-- Start Provided data --

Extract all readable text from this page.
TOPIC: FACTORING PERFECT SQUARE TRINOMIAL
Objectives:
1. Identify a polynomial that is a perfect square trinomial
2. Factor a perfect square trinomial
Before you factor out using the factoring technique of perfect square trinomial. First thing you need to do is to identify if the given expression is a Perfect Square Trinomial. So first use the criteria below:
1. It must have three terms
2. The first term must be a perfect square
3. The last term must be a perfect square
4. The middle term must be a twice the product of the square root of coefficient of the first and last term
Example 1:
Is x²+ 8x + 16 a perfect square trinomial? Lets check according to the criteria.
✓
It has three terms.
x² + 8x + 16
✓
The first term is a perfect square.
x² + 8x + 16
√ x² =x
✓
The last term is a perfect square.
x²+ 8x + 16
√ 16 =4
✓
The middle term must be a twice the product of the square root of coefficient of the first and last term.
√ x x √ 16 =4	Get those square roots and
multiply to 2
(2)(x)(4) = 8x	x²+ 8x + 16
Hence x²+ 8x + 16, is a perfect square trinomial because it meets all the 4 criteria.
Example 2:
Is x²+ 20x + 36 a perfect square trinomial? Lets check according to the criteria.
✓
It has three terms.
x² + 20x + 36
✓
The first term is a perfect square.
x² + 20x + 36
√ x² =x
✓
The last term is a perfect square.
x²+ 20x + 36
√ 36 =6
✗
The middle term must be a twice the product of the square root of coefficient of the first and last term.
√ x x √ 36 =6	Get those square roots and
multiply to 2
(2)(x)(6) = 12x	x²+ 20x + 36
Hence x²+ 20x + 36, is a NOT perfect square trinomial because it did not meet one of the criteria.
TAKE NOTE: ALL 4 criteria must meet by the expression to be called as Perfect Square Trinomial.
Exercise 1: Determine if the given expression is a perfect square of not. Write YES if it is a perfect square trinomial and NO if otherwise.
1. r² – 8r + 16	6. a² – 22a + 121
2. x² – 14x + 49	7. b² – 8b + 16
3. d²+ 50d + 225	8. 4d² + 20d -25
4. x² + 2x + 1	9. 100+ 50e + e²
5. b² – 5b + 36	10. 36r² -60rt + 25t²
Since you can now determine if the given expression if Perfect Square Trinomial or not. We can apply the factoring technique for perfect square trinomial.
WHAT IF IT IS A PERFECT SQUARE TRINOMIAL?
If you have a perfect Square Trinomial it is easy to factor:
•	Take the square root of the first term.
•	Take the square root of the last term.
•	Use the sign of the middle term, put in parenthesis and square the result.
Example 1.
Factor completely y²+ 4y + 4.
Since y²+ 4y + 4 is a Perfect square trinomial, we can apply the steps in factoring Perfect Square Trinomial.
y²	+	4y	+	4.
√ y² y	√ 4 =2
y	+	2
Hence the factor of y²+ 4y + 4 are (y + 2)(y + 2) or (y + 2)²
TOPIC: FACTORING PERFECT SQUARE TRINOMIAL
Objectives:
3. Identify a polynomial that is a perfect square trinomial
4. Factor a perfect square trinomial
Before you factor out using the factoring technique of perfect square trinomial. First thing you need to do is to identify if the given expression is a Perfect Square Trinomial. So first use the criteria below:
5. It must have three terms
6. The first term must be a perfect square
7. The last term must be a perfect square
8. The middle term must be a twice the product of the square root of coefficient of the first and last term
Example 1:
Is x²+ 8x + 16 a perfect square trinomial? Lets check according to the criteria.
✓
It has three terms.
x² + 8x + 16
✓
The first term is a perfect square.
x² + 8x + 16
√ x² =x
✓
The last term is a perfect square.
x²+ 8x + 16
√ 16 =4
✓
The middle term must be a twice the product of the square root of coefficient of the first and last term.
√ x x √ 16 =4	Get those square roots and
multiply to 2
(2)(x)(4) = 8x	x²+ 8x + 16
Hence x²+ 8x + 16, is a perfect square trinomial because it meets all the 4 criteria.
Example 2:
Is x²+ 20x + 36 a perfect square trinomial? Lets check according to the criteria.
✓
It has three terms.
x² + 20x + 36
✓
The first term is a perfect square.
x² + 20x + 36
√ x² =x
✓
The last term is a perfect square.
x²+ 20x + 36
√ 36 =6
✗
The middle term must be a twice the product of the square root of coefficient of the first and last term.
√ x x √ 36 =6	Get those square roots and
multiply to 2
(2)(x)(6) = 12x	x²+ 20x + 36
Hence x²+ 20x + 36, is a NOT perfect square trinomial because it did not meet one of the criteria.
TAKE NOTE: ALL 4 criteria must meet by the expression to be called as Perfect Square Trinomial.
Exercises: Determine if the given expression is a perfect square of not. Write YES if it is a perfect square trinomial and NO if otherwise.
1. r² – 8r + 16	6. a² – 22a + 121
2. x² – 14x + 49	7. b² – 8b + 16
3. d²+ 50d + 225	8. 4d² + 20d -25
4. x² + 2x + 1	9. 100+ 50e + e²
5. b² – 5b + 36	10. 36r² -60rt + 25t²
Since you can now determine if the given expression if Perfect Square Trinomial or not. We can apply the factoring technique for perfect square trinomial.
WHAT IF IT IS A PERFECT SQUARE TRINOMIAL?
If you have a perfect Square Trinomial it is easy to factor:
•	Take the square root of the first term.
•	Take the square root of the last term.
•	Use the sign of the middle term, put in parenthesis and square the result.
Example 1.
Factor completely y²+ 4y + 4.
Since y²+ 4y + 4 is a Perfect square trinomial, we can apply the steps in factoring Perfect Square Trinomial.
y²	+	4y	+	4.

-- End Provided data --
-- Start Provided data --

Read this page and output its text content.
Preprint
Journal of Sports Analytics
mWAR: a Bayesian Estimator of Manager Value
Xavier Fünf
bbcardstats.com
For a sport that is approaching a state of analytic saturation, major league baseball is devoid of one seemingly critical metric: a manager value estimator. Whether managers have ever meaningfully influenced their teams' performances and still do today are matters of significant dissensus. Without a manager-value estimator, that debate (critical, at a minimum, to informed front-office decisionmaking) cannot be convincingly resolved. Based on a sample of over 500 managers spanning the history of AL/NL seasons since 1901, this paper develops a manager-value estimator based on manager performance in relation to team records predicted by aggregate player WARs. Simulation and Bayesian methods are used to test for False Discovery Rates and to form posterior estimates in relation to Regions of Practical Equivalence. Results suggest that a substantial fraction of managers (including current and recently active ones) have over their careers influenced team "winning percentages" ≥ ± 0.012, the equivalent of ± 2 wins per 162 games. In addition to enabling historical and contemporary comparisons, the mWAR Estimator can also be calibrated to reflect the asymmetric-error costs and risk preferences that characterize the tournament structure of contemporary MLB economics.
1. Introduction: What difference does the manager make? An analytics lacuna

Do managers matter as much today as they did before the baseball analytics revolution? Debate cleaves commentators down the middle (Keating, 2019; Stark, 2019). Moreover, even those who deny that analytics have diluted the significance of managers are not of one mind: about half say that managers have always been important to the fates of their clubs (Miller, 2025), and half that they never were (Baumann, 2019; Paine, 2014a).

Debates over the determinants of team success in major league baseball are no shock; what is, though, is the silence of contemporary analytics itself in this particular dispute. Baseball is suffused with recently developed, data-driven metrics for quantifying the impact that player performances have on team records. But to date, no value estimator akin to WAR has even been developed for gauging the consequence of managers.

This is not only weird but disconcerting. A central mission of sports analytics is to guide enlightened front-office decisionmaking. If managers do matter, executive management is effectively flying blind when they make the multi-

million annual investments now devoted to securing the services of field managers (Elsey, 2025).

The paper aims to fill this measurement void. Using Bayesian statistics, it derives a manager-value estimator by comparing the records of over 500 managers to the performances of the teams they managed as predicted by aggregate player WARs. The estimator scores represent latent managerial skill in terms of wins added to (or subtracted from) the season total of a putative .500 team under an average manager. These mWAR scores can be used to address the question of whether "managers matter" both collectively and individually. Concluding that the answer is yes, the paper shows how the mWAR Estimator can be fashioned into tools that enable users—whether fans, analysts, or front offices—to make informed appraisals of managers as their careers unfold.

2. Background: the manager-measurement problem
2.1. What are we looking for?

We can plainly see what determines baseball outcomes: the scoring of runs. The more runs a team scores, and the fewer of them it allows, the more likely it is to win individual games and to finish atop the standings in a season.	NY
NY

-- End Provided data --
-- Start Provided data --

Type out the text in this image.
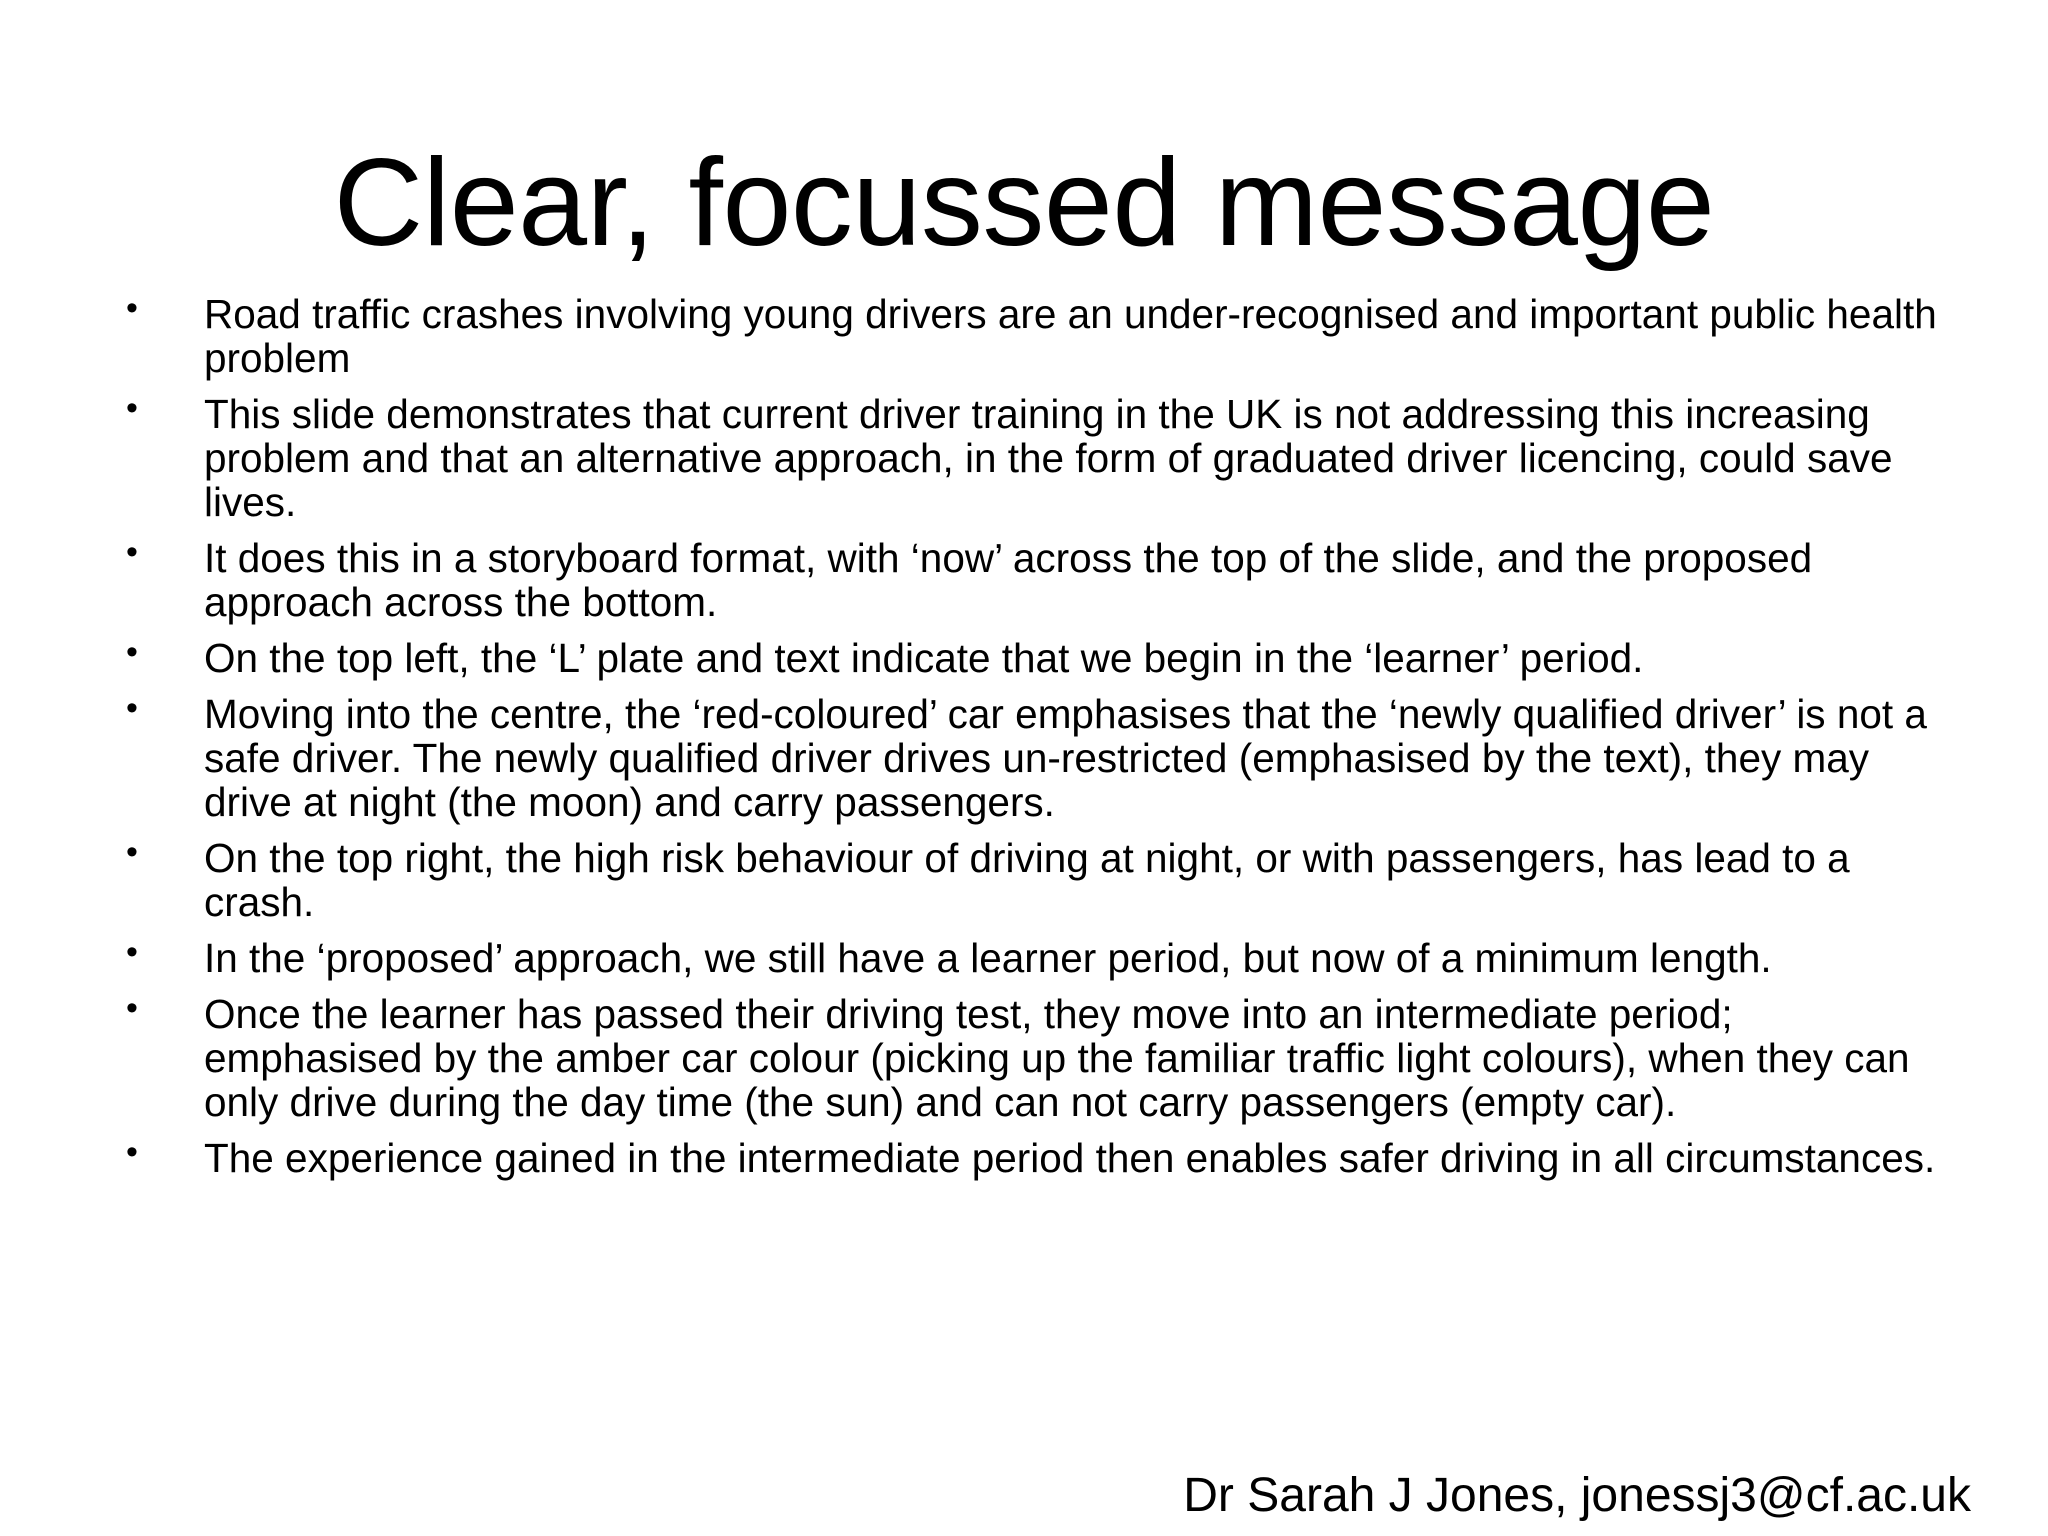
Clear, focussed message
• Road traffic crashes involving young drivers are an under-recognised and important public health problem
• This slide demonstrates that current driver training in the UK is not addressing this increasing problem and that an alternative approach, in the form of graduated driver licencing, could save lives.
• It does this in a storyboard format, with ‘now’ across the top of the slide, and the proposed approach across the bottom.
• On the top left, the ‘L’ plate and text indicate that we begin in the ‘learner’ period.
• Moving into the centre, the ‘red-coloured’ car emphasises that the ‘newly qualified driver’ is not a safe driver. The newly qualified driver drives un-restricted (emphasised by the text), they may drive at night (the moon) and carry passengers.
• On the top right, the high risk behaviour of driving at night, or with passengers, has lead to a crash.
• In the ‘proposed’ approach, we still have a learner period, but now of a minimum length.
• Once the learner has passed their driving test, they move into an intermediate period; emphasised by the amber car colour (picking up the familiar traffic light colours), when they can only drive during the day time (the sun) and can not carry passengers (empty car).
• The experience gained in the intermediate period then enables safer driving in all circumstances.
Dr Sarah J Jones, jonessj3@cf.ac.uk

-- End Provided data --

What the task requires: State how many lines in the records above contain the word "risk", and give only that number.

Result of this task: 2